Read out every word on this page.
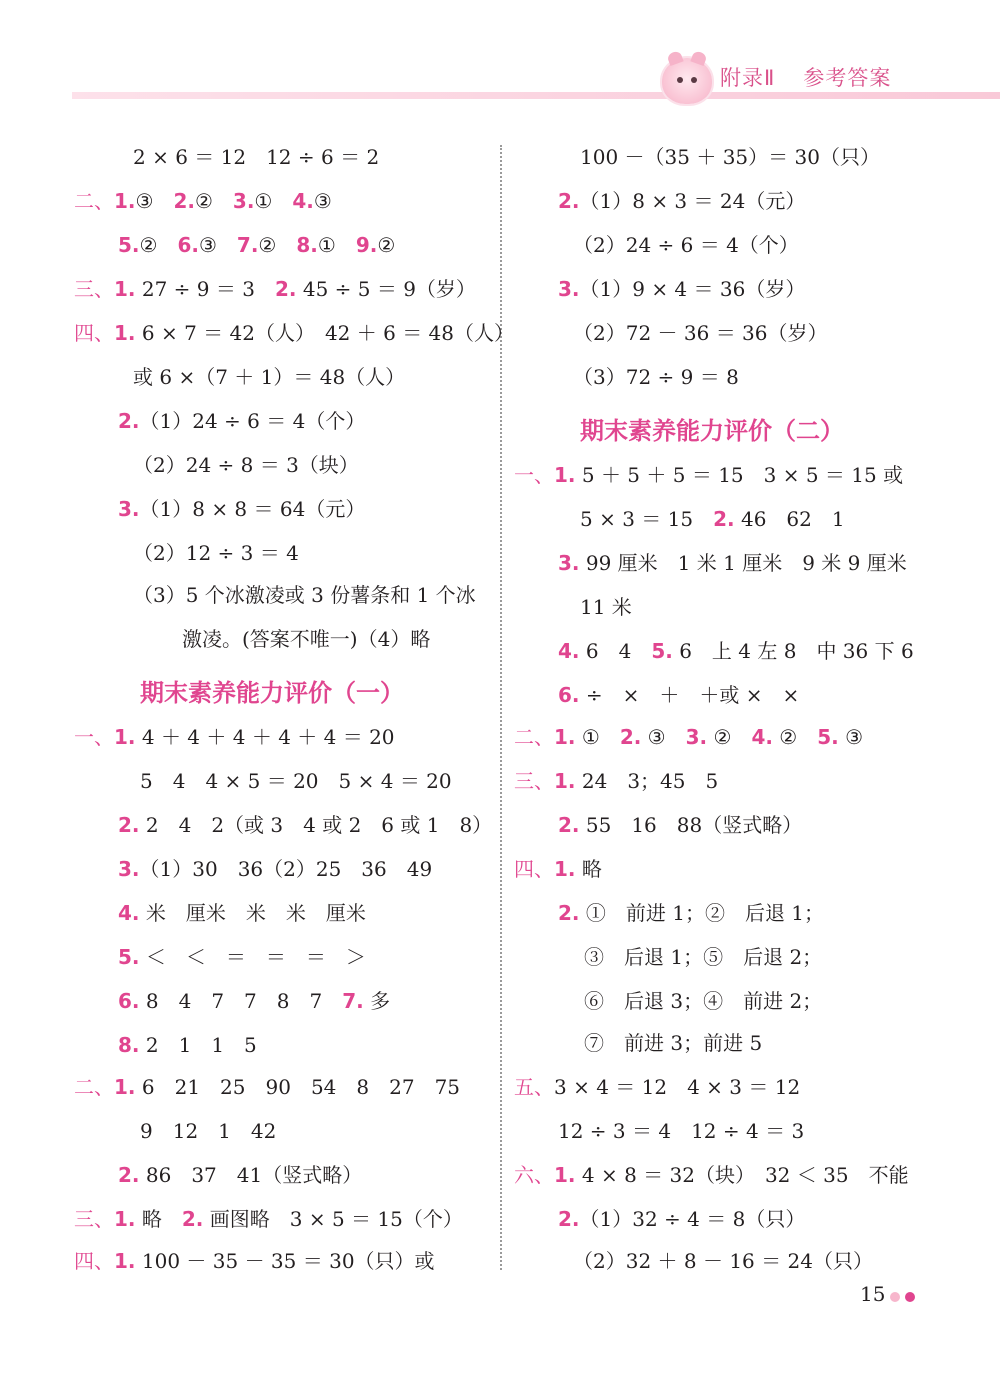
附录Ⅱ 参考答案
2 × 6 ＝ 12　12 ÷ 6 ＝ 2
二、1.③　2.②　3.①　4.③
5.②　6.③　7.②　8.①　9.②
三、1. 27 ÷ 9 ＝ 3　2. 45 ÷ 5 ＝ 9（岁）
四、1. 6 × 7 ＝ 42（人）　42 ＋ 6 ＝ 48（人）
或 6 ×（7 ＋ 1）＝ 48（人）
2.（1）24 ÷ 6 ＝ 4（个）
（2）24 ÷ 8 ＝ 3（块）
3.（1）8 × 8 ＝ 64（元）
（2）12 ÷ 3 ＝ 4
（3）5 个冰激凌或 3 份薯条和 1 个冰
激凌。(答案不唯一)（4）略
一、1. 4 ＋ 4 ＋ 4 ＋ 4 ＋ 4 ＝ 20
5　4　4 × 5 ＝ 20　5 × 4 ＝ 20
2. 2　4　2（或 3　4 或 2　6 或 1　8）
3.（1）30　36（2）25　36　49
4. 米　厘米　米　米　厘米
5. ＜　＜　＝　＝　＝　＞
6. 8　4　7　7　8　7　7. 多
8. 2　1　1　5
二、1. 6　21　25　90　54　8　27　75
9　12　1　42
2. 86　37　41（竖式略）
三、1. 略　2. 画图略　3 × 5 ＝ 15（个）
四、1. 100 － 35 － 35 ＝ 30（只）或
100 －（35 ＋ 35）＝ 30（只）
2.（1）8 × 3 ＝ 24（元）
（2）24 ÷ 6 ＝ 4（个）
3.（1）9 × 4 ＝ 36（岁）
（2）72 － 36 ＝ 36（岁）
（3）72 ÷ 9 ＝ 8
一、1. 5 ＋ 5 ＋ 5 ＝ 15　3 × 5 ＝ 15 或
5 × 3 ＝ 15　2. 46　62　1
3. 99 厘米　1 米 1 厘米　9 米 9 厘米
11 米
4. 6　4　5. 6　上 4 左 8　中 36 下 6
6. ÷　×　＋　＋或 ×　×
二、1. ①　2. ③　3. ②　4. ②　5. ③
三、1. 24　3；45　5
2. 55　16　88（竖式略）
四、1. 略
2. ①　前进 1；②　后退 1；
③　后退 1；⑤　后退 2；
⑥　后退 3；④　前进 2；
⑦　前进 3；前进 5
五、3 × 4 ＝ 12　4 × 3 ＝ 12
12 ÷ 3 ＝ 4　12 ÷ 4 ＝ 3
六、1. 4 × 8 ＝ 32（块）　32 ＜ 35　不能
2.（1）32 ÷ 4 ＝ 8（只）
（2）32 ＋ 8 － 16 ＝ 24（只）
期末素养能力评价（一）
期末素养能力评价（二）
15
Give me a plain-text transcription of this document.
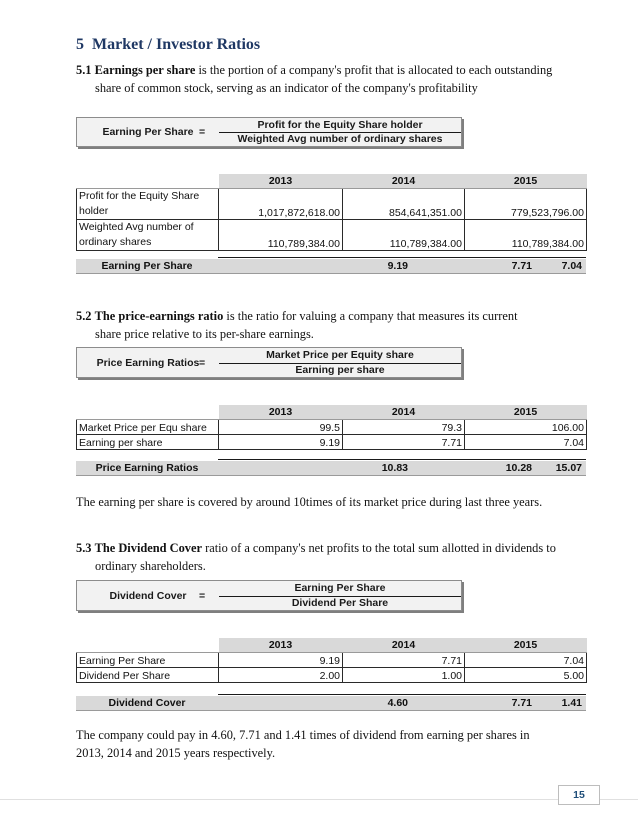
5 Market / Investor Ratios
5.1 Earnings per share is the portion of a company's profit that is allocated to each outstanding
share of common stock, serving as an indicator of the company's profitability
Earning Per Share =
Profit for the Equity Share holder
Weighted Avg number of ordinary shares
	2013	2014	2015
Profit for the Equity Share
holder	1,017,872,618.00	854,641,351.00	779,523,796.00
Weighted Avg number of
ordinary shares	110,789,384.00	110,789,384.00	110,789,384.00
Earning Per Share	9.19	7.71	7.04
5.2 The price-earnings ratio is the ratio for valuing a company that measures its current
share price relative to its per-share earnings.
Price Earning Ratios =
Market Price per Equity share
Earning per share
	2013	2014	2015
Market Price per Equ share	99.5	79.3	106.00
Earning per share	9.19	7.71	7.04
Price Earning Ratios	10.83	10.28	15.07
The earning per share is covered by around 10times of its market price during last three years.
5.3 The Dividend Cover ratio of a company's net profits to the total sum allotted in dividends to
ordinary shareholders.
Dividend Cover	=
Earning Per Share
Dividend Per Share
	2013	2014	2015
Earning Per Share	9.19	7.71	7.04
Dividend Per Share	2.00	1.00	5.00
Dividend Cover	4.60	7.71	1.41
The company could pay in 4.60, 7.71 and 1.41 times of dividend from earning per shares in
2013, 2014 and 2015 years respectively.
15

**YOUR INSTRUCTIONS:** Give all the entries again exactly, dropping each picture.

**RIGHT ANSWER:**
Read out every word on this page.
附录Ⅱ 参考答案
2 × 6 ＝ 12　12 ÷ 6 ＝ 2
二、1.③　2.②　3.①　4.③
5.②　6.③　7.②　8.①　9.②
三、1. 27 ÷ 9 ＝ 3　2. 45 ÷ 5 ＝ 9（岁）
四、1. 6 × 7 ＝ 42（人）　42 ＋ 6 ＝ 48（人）
或 6 ×（7 ＋ 1）＝ 48（人）
2.（1）24 ÷ 6 ＝ 4（个）
（2）24 ÷ 8 ＝ 3（块）
3.（1）8 × 8 ＝ 64（元）
（2）12 ÷ 3 ＝ 4
（3）5 个冰激凌或 3 份薯条和 1 个冰
激凌。(答案不唯一)（4）略
一、1. 4 ＋ 4 ＋ 4 ＋ 4 ＋ 4 ＝ 20
5　4　4 × 5 ＝ 20　5 × 4 ＝ 20
2. 2　4　2（或 3　4 或 2　6 或 1　8）
3.（1）30　36（2）25　36　49
4. 米　厘米　米　米　厘米
5. ＜　＜　＝　＝　＝　＞
6. 8　4　7　7　8　7　7. 多
8. 2　1　1　5
二、1. 6　21　25　90　54　8　27　75
9　12　1　42
2. 86　37　41（竖式略）
三、1. 略　2. 画图略　3 × 5 ＝ 15（个）
四、1. 100 － 35 － 35 ＝ 30（只）或
100 －（35 ＋ 35）＝ 30（只）
2.（1）8 × 3 ＝ 24（元）
（2）24 ÷ 6 ＝ 4（个）
3.（1）9 × 4 ＝ 36（岁）
（2）72 － 36 ＝ 36（岁）
（3）72 ÷ 9 ＝ 8
一、1. 5 ＋ 5 ＋ 5 ＝ 15　3 × 5 ＝ 15 或
5 × 3 ＝ 15　2. 46　62　1
3. 99 厘米　1 米 1 厘米　9 米 9 厘米
11 米
4. 6　4　5. 6　上 4 左 8　中 36 下 6
6. ÷　×　＋　＋或 ×　×
二、1. ①　2. ③　3. ②　4. ②　5. ③
三、1. 24　3；45　5
2. 55　16　88（竖式略）
四、1. 略
2. ①　前进 1；②　后退 1；
③　后退 1；⑤　后退 2；
⑥　后退 3；④　前进 2；
⑦　前进 3；前进 5
五、3 × 4 ＝ 12　4 × 3 ＝ 12
12 ÷ 3 ＝ 4　12 ÷ 4 ＝ 3
六、1. 4 × 8 ＝ 32（块）　32 ＜ 35　不能
2.（1）32 ÷ 4 ＝ 8（只）
（2）32 ＋ 8 － 16 ＝ 24（只）
期末素养能力评价（一）
期末素养能力评价（二）
15
Give me a plain-text transcription of this document.
5 Market / Investor Ratios
5.1 Earnings per share is the portion of a company's profit that is allocated to each outstanding
share of common stock, serving as an indicator of the company's profitability
Earning Per Share =
Profit for the Equity Share holder
Weighted Avg number of ordinary shares
	2013	2014	2015
Profit for the Equity Share
holder	1,017,872,618.00	854,641,351.00	779,523,796.00
Weighted Avg number of
ordinary shares	110,789,384.00	110,789,384.00	110,789,384.00
Earning Per Share	9.19	7.71	7.04
5.2 The price-earnings ratio is the ratio for valuing a company that measures its current
share price relative to its per-share earnings.
Price Earning Ratios =
Market Price per Equity share
Earning per share
	2013	2014	2015
Market Price per Equ share	99.5	79.3	106.00
Earning per share	9.19	7.71	7.04
Price Earning Ratios	10.83	10.28	15.07
The earning per share is covered by around 10times of its market price during last three years.
5.3 The Dividend Cover ratio of a company's net profits to the total sum allotted in dividends to
ordinary shareholders.
Dividend Cover	=
Earning Per Share
Dividend Per Share
	2013	2014	2015
Earning Per Share	9.19	7.71	7.04
Dividend Per Share	2.00	1.00	5.00
Dividend Cover	4.60	7.71	1.41
The company could pay in 4.60, 7.71 and 1.41 times of dividend from earning per shares in
2013, 2014 and 2015 years respectively.
15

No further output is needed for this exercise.